◆ Selected passage:
########################################

Gitea provides a helm chart here. We're not going to modify much, but we are going to solidify some of the default values in case they decide to change things. This is the first chart (besides ingress-nginx) where we need to pay attention to the MetalLB annotation. This has been set in the values.yaml file.

Demo

helm upgrade --install \
    gitea \
    gitea-charts/gitea \
    --values active/kubernetes_gitea/gitea-demo-values.yaml \
    --namespace gitea \
    --create-namespace

Staging

There is a gitea-staging.yaml file with staging values. This should be installed in the gitea-staging namespace. Follow the instructions below, but replace the gitea namespace with gitea-staging. Staging is useful for testing major release upgrades, especially since Gitea tends to change how values.yaml is structured.

########################################

◆ Data excerpts:
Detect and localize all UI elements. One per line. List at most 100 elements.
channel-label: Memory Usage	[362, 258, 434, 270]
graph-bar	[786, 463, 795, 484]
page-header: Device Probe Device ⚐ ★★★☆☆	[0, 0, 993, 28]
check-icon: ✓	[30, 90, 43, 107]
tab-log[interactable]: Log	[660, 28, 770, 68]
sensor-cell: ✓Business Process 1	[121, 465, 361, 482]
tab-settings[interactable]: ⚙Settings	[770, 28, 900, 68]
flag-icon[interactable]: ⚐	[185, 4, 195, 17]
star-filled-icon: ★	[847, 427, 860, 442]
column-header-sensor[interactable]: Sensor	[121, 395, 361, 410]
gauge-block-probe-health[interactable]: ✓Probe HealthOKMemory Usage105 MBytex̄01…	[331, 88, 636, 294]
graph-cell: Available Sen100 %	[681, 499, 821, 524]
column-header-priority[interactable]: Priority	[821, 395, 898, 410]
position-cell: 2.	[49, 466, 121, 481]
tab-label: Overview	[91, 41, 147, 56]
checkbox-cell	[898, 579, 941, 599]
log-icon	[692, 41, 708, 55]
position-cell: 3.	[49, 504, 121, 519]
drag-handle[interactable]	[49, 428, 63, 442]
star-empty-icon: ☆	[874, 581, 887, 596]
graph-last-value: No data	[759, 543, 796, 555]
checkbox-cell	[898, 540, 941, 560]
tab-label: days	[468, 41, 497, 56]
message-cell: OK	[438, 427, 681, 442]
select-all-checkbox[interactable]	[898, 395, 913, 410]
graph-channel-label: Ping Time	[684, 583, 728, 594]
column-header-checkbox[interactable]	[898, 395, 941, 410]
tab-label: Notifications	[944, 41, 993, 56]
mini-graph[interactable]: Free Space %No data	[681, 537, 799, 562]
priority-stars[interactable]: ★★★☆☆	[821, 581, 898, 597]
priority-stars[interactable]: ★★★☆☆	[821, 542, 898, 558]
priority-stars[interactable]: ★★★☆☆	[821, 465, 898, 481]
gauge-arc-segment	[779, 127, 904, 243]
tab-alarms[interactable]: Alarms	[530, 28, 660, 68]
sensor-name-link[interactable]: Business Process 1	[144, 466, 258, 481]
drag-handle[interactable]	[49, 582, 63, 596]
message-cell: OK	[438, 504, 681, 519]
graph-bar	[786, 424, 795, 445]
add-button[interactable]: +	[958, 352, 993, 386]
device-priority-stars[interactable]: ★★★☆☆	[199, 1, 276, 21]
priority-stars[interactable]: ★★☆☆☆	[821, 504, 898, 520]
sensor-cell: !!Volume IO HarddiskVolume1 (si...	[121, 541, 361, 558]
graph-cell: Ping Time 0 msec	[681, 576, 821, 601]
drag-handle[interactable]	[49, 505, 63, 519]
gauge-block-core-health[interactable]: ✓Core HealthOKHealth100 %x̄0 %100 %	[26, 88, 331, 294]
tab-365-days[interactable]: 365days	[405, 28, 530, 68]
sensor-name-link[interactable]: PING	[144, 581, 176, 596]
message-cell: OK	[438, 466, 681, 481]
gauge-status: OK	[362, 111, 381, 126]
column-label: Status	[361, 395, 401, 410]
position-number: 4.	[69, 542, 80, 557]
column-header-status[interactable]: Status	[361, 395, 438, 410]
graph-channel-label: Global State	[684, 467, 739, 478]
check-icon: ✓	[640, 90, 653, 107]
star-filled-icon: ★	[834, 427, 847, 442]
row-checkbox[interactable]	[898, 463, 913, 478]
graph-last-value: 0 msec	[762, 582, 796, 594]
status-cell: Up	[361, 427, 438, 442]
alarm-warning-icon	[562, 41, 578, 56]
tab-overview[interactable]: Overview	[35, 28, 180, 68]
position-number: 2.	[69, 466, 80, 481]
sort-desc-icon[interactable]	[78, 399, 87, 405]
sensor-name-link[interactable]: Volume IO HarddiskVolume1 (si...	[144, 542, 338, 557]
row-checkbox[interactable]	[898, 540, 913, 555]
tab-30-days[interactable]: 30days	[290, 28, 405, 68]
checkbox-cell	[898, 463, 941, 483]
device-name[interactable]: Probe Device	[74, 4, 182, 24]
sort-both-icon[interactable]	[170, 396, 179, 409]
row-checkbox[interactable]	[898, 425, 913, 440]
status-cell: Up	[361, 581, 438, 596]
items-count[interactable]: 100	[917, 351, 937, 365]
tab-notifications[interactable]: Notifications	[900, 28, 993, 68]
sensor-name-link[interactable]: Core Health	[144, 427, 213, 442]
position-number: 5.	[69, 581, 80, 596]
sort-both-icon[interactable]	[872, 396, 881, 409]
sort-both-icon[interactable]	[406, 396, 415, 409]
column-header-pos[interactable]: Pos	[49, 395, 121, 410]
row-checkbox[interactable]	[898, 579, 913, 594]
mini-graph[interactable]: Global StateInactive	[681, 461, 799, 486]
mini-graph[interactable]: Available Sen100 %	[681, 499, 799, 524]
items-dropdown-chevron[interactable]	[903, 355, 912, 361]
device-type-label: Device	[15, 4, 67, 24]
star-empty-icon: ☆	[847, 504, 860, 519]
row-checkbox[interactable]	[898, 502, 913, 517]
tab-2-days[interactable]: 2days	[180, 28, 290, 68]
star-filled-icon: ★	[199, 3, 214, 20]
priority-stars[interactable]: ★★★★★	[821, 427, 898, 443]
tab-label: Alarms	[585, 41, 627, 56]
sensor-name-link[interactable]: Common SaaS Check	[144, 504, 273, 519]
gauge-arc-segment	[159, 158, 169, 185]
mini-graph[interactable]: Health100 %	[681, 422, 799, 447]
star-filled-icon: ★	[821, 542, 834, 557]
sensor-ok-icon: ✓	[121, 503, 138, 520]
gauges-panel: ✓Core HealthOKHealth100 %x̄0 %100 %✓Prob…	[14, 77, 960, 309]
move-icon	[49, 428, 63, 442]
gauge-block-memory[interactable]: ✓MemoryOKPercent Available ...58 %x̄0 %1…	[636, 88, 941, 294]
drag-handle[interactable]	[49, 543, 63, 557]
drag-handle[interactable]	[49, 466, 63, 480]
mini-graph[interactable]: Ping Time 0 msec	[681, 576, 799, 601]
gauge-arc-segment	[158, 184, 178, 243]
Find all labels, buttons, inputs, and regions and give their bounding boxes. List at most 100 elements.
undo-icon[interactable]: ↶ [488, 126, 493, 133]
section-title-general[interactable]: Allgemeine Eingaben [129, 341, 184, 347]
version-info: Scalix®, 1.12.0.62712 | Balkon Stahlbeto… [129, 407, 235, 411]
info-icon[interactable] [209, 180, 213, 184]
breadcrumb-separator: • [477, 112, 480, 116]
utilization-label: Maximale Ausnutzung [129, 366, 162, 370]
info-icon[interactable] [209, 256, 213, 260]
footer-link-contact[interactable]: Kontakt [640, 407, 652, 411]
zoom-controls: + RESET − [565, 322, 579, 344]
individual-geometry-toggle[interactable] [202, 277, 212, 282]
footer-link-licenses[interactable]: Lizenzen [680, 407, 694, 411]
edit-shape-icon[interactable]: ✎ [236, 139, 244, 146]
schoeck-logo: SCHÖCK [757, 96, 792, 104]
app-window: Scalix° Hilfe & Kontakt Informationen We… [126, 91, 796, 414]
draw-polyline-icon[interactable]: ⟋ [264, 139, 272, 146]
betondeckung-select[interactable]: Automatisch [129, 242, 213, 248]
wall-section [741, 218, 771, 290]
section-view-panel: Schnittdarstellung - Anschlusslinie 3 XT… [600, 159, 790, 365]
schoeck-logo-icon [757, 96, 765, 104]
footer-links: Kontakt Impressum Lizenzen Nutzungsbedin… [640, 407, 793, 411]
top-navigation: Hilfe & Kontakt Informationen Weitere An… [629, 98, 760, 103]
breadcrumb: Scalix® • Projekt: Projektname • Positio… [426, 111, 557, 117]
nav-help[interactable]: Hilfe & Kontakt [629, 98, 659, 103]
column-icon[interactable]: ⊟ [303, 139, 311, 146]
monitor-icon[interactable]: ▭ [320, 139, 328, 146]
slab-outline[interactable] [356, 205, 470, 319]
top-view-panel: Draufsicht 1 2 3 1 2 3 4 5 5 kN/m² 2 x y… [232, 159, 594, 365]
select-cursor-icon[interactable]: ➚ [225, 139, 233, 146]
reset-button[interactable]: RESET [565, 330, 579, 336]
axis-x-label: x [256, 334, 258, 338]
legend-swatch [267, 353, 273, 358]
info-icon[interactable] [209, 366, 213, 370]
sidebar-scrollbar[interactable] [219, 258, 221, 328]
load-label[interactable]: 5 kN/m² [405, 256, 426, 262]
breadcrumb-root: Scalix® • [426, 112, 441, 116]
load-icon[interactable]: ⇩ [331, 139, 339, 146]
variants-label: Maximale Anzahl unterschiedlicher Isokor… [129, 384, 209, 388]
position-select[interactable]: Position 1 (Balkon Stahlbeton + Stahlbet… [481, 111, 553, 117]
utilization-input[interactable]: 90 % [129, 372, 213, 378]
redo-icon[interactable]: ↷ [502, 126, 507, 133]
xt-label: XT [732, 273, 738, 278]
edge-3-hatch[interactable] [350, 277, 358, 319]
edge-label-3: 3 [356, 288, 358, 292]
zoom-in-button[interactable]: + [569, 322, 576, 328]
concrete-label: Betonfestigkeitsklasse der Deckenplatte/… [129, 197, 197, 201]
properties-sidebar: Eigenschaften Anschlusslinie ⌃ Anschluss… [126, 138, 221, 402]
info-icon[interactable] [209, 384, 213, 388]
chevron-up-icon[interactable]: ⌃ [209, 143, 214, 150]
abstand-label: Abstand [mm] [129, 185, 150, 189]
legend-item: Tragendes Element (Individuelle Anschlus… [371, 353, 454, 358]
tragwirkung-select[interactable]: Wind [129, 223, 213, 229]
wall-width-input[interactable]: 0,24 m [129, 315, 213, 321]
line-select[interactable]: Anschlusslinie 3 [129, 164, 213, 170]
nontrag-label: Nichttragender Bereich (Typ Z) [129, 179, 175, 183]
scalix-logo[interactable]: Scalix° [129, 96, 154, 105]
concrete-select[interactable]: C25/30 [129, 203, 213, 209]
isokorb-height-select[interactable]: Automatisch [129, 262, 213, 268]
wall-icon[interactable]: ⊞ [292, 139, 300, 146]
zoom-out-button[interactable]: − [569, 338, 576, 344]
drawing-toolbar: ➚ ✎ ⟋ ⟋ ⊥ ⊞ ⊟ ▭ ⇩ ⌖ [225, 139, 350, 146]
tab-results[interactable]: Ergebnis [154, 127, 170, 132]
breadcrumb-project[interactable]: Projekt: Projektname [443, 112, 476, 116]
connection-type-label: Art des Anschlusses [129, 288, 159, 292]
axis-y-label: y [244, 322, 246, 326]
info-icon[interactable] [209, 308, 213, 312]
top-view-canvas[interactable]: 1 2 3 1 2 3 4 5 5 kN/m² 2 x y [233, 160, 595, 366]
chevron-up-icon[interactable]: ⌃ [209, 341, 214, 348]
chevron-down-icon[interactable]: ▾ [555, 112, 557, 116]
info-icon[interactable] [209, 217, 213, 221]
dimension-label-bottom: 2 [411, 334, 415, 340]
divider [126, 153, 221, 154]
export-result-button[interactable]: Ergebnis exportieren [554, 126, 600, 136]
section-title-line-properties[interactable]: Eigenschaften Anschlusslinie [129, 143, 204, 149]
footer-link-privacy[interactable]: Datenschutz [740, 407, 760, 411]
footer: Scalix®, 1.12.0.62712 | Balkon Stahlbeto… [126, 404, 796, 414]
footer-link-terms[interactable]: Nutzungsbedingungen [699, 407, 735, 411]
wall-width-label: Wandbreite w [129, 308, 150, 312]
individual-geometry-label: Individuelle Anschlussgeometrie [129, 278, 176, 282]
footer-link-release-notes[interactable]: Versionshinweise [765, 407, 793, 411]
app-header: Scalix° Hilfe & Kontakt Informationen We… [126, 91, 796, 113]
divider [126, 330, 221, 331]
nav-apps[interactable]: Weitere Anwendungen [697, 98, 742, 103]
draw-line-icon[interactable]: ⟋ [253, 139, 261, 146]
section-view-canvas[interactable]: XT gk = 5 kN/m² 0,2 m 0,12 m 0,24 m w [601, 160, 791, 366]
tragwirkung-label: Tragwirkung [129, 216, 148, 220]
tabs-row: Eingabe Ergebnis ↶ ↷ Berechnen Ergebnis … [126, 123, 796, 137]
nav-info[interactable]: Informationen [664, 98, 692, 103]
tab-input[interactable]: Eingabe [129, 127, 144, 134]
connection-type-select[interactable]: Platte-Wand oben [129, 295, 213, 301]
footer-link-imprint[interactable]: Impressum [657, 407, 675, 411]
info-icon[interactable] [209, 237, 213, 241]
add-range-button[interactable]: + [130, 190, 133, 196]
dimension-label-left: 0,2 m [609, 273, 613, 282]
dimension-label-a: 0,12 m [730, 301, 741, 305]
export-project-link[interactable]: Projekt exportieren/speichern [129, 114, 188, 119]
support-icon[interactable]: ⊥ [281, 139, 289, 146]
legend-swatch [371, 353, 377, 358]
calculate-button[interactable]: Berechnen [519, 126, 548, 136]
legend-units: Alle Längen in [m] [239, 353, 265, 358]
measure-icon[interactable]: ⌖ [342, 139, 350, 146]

########################################

◆ Goal 1: From the Gitea helm notes above, print the part that opens with the words containing "There is a gitea-staging.yaml" and closes with "values.yaml is structured.".
◆ Goal 2: According to the Gitea helm notes, why is a staging install useful?
◆ Goal 3: List every option beginning with "--" that the helm command under "Demo" in the Gitea helm notes passes.

◆ Exercise answer 1:
There is a gitea-staging.yaml file with staging values. This should be installed in the gitea-staging namespace. Follow the instructions below, but replace the gitea namespace with gitea-staging. Staging is useful for testing major release upgrades, especially since Gitea tends to change how values.yaml is structured.

◆ Exercise answer 2: Staging is useful for testing major release upgrades, especially because Gitea tends to change how values.yaml is structured.

◆ Exercise answer 3:
--install
--values
--namespace
--create-namespace